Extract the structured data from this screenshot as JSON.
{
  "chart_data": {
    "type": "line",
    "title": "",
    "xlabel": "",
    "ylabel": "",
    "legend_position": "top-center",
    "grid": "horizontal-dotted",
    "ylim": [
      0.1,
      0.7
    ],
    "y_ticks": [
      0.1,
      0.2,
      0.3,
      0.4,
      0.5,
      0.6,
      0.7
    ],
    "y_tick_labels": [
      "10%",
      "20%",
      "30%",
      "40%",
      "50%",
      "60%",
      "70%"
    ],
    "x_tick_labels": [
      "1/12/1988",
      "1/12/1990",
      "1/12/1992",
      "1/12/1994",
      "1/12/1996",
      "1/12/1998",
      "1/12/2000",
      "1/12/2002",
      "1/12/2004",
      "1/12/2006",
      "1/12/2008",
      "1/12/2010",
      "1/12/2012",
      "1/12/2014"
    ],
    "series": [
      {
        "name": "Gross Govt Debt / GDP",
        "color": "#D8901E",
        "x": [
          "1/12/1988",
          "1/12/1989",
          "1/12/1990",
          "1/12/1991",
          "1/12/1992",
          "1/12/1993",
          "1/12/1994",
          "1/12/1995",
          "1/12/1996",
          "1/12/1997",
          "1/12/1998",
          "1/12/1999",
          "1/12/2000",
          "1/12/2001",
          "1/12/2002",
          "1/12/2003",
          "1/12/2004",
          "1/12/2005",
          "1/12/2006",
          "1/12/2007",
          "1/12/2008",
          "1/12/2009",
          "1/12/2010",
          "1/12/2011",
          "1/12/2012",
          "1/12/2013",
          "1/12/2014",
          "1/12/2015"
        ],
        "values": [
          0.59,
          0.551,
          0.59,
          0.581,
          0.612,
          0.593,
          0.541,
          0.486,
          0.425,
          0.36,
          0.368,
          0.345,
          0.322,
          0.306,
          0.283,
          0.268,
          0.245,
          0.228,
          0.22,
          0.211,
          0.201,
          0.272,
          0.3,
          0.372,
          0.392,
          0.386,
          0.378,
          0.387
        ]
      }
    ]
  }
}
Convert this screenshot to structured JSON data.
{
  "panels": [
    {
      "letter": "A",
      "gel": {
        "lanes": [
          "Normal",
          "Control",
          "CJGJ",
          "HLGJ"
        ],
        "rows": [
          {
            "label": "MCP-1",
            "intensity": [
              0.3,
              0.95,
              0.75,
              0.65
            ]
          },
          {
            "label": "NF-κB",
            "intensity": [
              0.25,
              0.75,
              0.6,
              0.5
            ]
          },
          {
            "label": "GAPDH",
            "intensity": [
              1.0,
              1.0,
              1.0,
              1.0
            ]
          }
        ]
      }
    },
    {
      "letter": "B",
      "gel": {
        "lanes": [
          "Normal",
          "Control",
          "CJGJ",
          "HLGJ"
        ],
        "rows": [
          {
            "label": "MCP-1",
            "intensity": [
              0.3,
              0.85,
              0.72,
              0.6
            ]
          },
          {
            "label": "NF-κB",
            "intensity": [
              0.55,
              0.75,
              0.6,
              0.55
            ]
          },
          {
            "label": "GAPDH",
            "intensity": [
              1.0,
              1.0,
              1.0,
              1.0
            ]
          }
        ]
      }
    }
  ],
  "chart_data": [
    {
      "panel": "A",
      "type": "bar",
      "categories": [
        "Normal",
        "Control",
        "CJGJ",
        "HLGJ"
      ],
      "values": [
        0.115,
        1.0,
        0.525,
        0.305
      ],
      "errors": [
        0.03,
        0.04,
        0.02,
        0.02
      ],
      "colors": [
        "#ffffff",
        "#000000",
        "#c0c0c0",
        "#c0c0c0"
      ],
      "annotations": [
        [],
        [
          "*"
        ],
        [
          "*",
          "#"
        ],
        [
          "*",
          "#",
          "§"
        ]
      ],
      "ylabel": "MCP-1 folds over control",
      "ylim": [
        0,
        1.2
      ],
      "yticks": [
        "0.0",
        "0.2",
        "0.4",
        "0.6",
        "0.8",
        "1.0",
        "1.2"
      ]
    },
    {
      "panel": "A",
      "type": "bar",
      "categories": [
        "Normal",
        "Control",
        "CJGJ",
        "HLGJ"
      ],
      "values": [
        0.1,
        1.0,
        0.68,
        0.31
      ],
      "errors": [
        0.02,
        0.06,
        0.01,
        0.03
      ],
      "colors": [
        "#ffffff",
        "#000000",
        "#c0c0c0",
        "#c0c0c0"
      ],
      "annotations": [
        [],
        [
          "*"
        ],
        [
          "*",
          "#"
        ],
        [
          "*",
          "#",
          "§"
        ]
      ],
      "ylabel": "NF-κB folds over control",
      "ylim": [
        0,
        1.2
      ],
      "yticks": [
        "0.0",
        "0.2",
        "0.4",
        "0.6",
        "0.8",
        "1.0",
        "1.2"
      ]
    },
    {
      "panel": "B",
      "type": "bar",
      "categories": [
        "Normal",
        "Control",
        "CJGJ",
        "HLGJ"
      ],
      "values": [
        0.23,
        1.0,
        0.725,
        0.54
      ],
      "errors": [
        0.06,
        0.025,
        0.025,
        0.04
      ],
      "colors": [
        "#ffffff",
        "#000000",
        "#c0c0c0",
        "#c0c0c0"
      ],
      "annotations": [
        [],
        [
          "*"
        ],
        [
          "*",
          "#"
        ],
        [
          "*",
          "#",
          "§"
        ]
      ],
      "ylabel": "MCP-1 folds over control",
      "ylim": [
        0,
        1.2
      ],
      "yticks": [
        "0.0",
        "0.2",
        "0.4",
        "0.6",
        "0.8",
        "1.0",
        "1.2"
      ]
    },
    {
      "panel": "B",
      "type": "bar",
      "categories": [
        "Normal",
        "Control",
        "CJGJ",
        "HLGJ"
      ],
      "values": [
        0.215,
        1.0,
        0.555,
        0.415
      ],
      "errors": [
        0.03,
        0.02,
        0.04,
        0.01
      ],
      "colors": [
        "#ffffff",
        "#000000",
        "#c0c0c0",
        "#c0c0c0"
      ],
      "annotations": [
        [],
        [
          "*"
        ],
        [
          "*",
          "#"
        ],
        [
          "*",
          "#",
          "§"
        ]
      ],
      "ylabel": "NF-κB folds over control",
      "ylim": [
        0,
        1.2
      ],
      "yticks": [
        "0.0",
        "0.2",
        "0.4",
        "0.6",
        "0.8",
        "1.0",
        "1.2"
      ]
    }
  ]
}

==============================

◆ **OBJECTIVE**
Set down the entries above again, word for word.

◆ **WRITTEN RESPONSE**
Extract the structured data from this screenshot as JSON.
{
  "chart_data": {
    "type": "line",
    "title": "",
    "xlabel": "",
    "ylabel": "",
    "legend_position": "top-center",
    "grid": "horizontal-dotted",
    "ylim": [
      0.1,
      0.7
    ],
    "y_ticks": [
      0.1,
      0.2,
      0.3,
      0.4,
      0.5,
      0.6,
      0.7
    ],
    "y_tick_labels": [
      "10%",
      "20%",
      "30%",
      "40%",
      "50%",
      "60%",
      "70%"
    ],
    "x_tick_labels": [
      "1/12/1988",
      "1/12/1990",
      "1/12/1992",
      "1/12/1994",
      "1/12/1996",
      "1/12/1998",
      "1/12/2000",
      "1/12/2002",
      "1/12/2004",
      "1/12/2006",
      "1/12/2008",
      "1/12/2010",
      "1/12/2012",
      "1/12/2014"
    ],
    "series": [
      {
        "name": "Gross Govt Debt / GDP",
        "color": "#D8901E",
        "x": [
          "1/12/1988",
          "1/12/1989",
          "1/12/1990",
          "1/12/1991",
          "1/12/1992",
          "1/12/1993",
          "1/12/1994",
          "1/12/1995",
          "1/12/1996",
          "1/12/1997",
          "1/12/1998",
          "1/12/1999",
          "1/12/2000",
          "1/12/2001",
          "1/12/2002",
          "1/12/2003",
          "1/12/2004",
          "1/12/2005",
          "1/12/2006",
          "1/12/2007",
          "1/12/2008",
          "1/12/2009",
          "1/12/2010",
          "1/12/2011",
          "1/12/2012",
          "1/12/2013",
          "1/12/2014",
          "1/12/2015"
        ],
        "values": [
          0.59,
          0.551,
          0.59,
          0.581,
          0.612,
          0.593,
          0.541,
          0.486,
          0.425,
          0.36,
          0.368,
          0.345,
          0.322,
          0.306,
          0.283,
          0.268,
          0.245,
          0.228,
          0.22,
          0.211,
          0.201,
          0.272,
          0.3,
          0.372,
          0.392,
          0.386,
          0.378,
          0.387
        ]
      }
    ]
  }
}
Convert this screenshot to structured JSON data.
{
  "panels": [
    {
      "letter": "A",
      "gel": {
        "lanes": [
          "Normal",
          "Control",
          "CJGJ",
          "HLGJ"
        ],
        "rows": [
          {
            "label": "MCP-1",
            "intensity": [
              0.3,
              0.95,
              0.75,
              0.65
            ]
          },
          {
            "label": "NF-κB",
            "intensity": [
              0.25,
              0.75,
              0.6,
              0.5
            ]
          },
          {
            "label": "GAPDH",
            "intensity": [
              1.0,
              1.0,
              1.0,
              1.0
            ]
          }
        ]
      }
    },
    {
      "letter": "B",
      "gel": {
        "lanes": [
          "Normal",
          "Control",
          "CJGJ",
          "HLGJ"
        ],
        "rows": [
          {
            "label": "MCP-1",
            "intensity": [
              0.3,
              0.85,
              0.72,
              0.6
            ]
          },
          {
            "label": "NF-κB",
            "intensity": [
              0.55,
              0.75,
              0.6,
              0.55
            ]
          },
          {
            "label": "GAPDH",
            "intensity": [
              1.0,
              1.0,
              1.0,
              1.0
            ]
          }
        ]
      }
    }
  ],
  "chart_data": [
    {
      "panel": "A",
      "type": "bar",
      "categories": [
        "Normal",
        "Control",
        "CJGJ",
        "HLGJ"
      ],
      "values": [
        0.115,
        1.0,
        0.525,
        0.305
      ],
      "errors": [
        0.03,
        0.04,
        0.02,
        0.02
      ],
      "colors": [
        "#ffffff",
        "#000000",
        "#c0c0c0",
        "#c0c0c0"
      ],
      "annotations": [
        [],
        [
          "*"
        ],
        [
          "*",
          "#"
        ],
        [
          "*",
          "#",
          "§"
        ]
      ],
      "ylabel": "MCP-1 folds over control",
      "ylim": [
        0,
        1.2
      ],
      "yticks": [
        "0.0",
        "0.2",
        "0.4",
        "0.6",
        "0.8",
        "1.0",
        "1.2"
      ]
    },
    {
      "panel": "A",
      "type": "bar",
      "categories": [
        "Normal",
        "Control",
        "CJGJ",
        "HLGJ"
      ],
      "values": [
        0.1,
        1.0,
        0.68,
        0.31
      ],
      "errors": [
        0.02,
        0.06,
        0.01,
        0.03
      ],
      "colors": [
        "#ffffff",
        "#000000",
        "#c0c0c0",
        "#c0c0c0"
      ],
      "annotations": [
        [],
        [
          "*"
        ],
        [
          "*",
          "#"
        ],
        [
          "*",
          "#",
          "§"
        ]
      ],
      "ylabel": "NF-κB folds over control",
      "ylim": [
        0,
        1.2
      ],
      "yticks": [
        "0.0",
        "0.2",
        "0.4",
        "0.6",
        "0.8",
        "1.0",
        "1.2"
      ]
    },
    {
      "panel": "B",
      "type": "bar",
      "categories": [
        "Normal",
        "Control",
        "CJGJ",
        "HLGJ"
      ],
      "values": [
        0.23,
        1.0,
        0.725,
        0.54
      ],
      "errors": [
        0.06,
        0.025,
        0.025,
        0.04
      ],
      "colors": [
        "#ffffff",
        "#000000",
        "#c0c0c0",
        "#c0c0c0"
      ],
      "annotations": [
        [],
        [
          "*"
        ],
        [
          "*",
          "#"
        ],
        [
          "*",
          "#",
          "§"
        ]
      ],
      "ylabel": "MCP-1 folds over control",
      "ylim": [
        0,
        1.2
      ],
      "yticks": [
        "0.0",
        "0.2",
        "0.4",
        "0.6",
        "0.8",
        "1.0",
        "1.2"
      ]
    },
    {
      "panel": "B",
      "type": "bar",
      "categories": [
        "Normal",
        "Control",
        "CJGJ",
        "HLGJ"
      ],
      "values": [
        0.215,
        1.0,
        0.555,
        0.415
      ],
      "errors": [
        0.03,
        0.02,
        0.04,
        0.01
      ],
      "colors": [
        "#ffffff",
        "#000000",
        "#c0c0c0",
        "#c0c0c0"
      ],
      "annotations": [
        [],
        [
          "*"
        ],
        [
          "*",
          "#"
        ],
        [
          "*",
          "#",
          "§"
        ]
      ],
      "ylabel": "NF-κB folds over control",
      "ylim": [
        0,
        1.2
      ],
      "yticks": [
        "0.0",
        "0.2",
        "0.4",
        "0.6",
        "0.8",
        "1.0",
        "1.2"
      ]
    }
  ]
}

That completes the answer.